Task brief. Go through the listing below and list every line with "color".

Dataset items.
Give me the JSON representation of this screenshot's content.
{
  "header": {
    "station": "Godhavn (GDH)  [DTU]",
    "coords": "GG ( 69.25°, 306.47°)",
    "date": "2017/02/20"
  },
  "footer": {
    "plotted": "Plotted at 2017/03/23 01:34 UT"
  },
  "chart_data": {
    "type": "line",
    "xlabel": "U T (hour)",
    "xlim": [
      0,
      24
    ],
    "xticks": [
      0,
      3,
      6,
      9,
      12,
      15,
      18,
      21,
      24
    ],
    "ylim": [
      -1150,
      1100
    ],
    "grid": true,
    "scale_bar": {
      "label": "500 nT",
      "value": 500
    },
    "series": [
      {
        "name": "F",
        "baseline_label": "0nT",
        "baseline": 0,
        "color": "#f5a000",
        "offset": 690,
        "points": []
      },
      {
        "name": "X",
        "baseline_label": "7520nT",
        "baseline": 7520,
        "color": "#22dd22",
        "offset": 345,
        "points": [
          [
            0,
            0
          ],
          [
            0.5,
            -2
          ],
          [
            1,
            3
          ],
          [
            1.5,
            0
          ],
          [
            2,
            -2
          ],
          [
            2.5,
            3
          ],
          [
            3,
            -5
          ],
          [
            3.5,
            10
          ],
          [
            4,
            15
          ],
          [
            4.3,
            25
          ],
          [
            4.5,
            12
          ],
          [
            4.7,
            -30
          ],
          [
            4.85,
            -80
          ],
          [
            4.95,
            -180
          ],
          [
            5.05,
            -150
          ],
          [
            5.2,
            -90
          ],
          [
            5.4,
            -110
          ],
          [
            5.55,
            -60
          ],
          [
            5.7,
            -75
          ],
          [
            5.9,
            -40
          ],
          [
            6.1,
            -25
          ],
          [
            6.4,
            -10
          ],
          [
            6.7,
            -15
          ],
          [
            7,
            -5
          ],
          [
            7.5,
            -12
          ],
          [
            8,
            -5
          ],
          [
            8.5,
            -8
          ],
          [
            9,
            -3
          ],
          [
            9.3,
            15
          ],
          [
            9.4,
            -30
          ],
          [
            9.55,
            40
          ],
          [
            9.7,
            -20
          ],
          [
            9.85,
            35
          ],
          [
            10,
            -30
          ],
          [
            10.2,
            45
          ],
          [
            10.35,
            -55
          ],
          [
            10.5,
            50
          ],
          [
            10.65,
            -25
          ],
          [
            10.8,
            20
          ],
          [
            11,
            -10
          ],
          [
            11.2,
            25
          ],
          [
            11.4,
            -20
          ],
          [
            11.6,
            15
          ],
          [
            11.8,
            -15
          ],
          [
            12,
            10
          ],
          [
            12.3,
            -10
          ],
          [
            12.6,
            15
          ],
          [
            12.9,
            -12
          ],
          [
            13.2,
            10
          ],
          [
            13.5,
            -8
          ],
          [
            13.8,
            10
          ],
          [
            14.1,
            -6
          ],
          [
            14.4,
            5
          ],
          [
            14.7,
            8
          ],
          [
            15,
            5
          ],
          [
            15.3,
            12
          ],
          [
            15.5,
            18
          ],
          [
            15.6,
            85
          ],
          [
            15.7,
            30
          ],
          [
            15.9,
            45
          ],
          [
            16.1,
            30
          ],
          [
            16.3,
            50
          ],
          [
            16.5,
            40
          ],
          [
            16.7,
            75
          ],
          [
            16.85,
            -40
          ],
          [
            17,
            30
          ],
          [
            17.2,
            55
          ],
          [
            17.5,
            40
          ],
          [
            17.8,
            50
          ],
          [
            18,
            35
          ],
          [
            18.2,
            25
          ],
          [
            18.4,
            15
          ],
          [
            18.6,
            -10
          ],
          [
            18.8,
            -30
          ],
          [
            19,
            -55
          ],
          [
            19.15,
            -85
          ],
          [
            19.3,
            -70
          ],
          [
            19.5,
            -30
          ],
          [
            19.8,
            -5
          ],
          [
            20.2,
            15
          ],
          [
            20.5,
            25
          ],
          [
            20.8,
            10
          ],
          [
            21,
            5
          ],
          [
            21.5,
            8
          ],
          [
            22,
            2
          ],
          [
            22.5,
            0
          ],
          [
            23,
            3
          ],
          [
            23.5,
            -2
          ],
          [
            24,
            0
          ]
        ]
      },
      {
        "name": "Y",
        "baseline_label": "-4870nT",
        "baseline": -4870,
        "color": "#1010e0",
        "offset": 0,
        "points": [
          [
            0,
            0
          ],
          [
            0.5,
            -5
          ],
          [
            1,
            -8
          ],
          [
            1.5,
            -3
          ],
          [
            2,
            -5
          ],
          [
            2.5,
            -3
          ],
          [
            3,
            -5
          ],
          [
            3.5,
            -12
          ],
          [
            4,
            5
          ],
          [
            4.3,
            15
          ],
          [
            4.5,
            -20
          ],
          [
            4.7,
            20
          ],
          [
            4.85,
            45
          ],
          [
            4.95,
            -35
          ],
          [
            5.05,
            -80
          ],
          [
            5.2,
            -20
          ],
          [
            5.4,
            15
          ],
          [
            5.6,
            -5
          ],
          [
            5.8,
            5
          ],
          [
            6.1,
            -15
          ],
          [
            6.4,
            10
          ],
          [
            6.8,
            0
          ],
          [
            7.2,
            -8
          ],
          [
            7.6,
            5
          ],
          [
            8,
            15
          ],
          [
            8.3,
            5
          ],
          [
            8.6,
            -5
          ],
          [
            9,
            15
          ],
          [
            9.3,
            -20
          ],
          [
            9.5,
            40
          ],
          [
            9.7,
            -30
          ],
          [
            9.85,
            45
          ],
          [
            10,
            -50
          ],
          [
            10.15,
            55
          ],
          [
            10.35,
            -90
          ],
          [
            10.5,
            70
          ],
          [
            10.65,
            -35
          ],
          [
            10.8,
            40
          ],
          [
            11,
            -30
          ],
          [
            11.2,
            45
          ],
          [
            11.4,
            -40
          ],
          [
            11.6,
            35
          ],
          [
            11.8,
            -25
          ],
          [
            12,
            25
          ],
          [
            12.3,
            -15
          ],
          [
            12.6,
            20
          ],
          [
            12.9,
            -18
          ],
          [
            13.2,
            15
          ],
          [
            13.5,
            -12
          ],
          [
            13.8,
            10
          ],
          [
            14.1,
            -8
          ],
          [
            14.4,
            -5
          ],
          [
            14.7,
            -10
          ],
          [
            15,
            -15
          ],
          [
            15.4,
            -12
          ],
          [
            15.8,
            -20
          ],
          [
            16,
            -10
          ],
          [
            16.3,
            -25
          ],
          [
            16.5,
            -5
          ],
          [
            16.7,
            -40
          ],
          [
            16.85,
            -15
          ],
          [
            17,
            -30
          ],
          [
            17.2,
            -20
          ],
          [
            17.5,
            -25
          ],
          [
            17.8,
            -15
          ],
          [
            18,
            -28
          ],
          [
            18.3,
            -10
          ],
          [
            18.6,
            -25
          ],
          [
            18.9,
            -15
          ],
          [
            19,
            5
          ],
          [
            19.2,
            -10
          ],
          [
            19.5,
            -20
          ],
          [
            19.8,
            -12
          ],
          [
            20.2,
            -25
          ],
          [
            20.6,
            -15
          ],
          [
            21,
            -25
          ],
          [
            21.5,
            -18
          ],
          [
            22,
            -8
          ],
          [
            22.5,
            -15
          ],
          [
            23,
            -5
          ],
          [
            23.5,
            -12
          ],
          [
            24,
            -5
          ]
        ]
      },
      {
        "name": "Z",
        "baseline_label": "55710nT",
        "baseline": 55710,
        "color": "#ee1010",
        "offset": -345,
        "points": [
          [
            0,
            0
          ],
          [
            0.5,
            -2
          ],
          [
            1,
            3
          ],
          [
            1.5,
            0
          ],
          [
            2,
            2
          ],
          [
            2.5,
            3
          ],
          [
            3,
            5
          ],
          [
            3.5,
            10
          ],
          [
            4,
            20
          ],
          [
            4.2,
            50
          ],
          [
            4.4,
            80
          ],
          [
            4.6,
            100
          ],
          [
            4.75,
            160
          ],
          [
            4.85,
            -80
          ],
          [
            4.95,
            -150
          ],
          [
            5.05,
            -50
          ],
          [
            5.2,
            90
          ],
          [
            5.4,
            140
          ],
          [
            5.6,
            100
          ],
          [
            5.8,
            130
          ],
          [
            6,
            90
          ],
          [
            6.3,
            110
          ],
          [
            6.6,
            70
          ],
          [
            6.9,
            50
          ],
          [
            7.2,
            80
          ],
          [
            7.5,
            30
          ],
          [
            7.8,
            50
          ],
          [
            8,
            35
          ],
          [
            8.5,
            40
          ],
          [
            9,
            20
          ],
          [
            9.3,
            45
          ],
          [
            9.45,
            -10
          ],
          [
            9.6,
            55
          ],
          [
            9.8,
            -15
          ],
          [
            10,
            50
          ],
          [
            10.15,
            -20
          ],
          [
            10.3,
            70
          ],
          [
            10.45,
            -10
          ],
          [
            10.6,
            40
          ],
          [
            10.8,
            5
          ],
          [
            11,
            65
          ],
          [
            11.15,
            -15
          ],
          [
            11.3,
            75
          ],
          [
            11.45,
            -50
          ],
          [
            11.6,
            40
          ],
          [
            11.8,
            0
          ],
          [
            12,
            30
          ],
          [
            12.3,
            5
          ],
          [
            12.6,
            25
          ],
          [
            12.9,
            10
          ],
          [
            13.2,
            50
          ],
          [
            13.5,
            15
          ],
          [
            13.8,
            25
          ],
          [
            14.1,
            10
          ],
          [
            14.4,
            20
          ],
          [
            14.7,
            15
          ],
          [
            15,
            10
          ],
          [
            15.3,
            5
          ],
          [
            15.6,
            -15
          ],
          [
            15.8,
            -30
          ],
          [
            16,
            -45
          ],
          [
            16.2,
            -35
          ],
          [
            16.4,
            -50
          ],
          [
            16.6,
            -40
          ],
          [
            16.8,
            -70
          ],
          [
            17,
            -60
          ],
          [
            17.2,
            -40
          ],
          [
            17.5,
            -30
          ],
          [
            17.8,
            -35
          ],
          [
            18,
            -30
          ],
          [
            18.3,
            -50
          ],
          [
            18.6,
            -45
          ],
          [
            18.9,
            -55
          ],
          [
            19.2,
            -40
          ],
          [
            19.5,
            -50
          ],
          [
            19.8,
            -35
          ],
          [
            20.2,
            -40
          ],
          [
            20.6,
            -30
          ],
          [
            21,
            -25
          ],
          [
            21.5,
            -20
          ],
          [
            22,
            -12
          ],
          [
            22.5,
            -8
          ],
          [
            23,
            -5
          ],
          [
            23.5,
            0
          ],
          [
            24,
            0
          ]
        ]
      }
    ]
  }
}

Solution below.
        "color": "#f5a000",
        "color": "#22dd22",
        "color": "#1010e0",
        "color": "#ee1010",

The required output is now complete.